═════ EXTRACTED ENTRIES

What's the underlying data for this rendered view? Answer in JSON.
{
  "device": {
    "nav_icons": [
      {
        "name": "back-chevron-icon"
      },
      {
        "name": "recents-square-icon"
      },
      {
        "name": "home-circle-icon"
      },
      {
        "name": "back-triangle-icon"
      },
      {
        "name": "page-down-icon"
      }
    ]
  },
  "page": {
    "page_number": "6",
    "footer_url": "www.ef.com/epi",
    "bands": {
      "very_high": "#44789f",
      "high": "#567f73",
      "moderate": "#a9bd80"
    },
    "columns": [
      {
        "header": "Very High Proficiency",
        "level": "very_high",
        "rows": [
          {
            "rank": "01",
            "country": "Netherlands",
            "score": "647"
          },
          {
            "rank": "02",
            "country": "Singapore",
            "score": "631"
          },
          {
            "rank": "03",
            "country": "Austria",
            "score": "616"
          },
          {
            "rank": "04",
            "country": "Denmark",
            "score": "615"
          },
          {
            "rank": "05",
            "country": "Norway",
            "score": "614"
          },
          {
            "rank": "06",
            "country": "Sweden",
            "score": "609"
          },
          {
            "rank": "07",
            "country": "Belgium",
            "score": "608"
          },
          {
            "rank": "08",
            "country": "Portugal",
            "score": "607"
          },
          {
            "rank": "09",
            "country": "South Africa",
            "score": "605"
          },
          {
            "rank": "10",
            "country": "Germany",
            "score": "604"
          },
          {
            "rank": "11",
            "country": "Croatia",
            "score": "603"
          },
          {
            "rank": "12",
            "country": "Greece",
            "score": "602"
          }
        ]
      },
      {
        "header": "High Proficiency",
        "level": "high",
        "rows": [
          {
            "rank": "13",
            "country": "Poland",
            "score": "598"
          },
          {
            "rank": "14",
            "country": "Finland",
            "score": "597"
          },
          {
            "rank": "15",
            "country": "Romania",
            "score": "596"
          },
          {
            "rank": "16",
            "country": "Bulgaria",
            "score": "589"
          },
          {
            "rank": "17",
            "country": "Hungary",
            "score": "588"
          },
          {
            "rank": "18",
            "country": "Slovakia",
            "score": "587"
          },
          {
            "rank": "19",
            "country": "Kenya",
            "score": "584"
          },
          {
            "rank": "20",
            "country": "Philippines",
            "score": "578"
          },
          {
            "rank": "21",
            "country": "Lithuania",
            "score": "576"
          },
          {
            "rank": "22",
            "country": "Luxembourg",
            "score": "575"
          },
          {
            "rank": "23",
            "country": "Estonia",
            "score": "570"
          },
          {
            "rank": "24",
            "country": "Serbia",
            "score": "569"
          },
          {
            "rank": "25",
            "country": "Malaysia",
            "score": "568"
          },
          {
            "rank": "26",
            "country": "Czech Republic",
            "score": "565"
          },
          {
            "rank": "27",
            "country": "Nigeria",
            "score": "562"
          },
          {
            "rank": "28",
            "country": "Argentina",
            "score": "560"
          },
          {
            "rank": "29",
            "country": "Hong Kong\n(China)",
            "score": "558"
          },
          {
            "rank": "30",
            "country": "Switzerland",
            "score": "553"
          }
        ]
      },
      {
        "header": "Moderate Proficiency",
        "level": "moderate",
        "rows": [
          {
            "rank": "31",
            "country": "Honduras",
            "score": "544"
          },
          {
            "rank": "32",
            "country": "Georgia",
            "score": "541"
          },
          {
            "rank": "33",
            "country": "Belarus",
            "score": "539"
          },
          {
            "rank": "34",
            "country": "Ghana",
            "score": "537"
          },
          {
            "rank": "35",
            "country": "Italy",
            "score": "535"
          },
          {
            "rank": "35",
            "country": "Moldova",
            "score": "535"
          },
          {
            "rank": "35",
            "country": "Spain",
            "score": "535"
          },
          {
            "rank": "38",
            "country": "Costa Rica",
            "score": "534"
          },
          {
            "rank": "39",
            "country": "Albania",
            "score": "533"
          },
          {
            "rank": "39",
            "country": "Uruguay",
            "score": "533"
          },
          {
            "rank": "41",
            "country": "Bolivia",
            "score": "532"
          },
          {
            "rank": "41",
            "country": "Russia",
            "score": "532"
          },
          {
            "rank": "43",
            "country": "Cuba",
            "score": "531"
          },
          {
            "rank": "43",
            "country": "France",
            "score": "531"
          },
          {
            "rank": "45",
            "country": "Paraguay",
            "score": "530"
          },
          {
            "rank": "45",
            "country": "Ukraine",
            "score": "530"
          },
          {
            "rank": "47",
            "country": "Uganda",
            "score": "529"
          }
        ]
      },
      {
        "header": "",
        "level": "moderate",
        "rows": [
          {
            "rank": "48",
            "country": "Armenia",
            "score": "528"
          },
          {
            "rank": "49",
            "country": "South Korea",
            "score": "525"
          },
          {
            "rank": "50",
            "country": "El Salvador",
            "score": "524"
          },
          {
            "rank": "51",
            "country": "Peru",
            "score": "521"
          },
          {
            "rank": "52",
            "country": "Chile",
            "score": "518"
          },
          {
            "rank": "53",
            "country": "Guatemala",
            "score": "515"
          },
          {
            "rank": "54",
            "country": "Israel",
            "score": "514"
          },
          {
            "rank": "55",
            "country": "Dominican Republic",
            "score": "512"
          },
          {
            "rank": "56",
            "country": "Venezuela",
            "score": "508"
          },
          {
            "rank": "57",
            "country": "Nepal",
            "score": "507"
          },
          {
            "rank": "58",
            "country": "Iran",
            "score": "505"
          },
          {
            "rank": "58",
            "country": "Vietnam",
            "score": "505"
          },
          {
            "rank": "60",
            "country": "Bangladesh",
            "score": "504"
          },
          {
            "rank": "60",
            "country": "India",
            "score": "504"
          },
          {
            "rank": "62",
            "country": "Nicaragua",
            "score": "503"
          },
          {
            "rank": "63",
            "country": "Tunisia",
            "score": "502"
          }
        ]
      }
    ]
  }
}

══════════

WHAT THE TASK REQUIRES — Every line in the data above that contains "South" needs to be copied.

WRITTEN RESPONSE —
            "country": "South Africa",
            "country": "South Korea",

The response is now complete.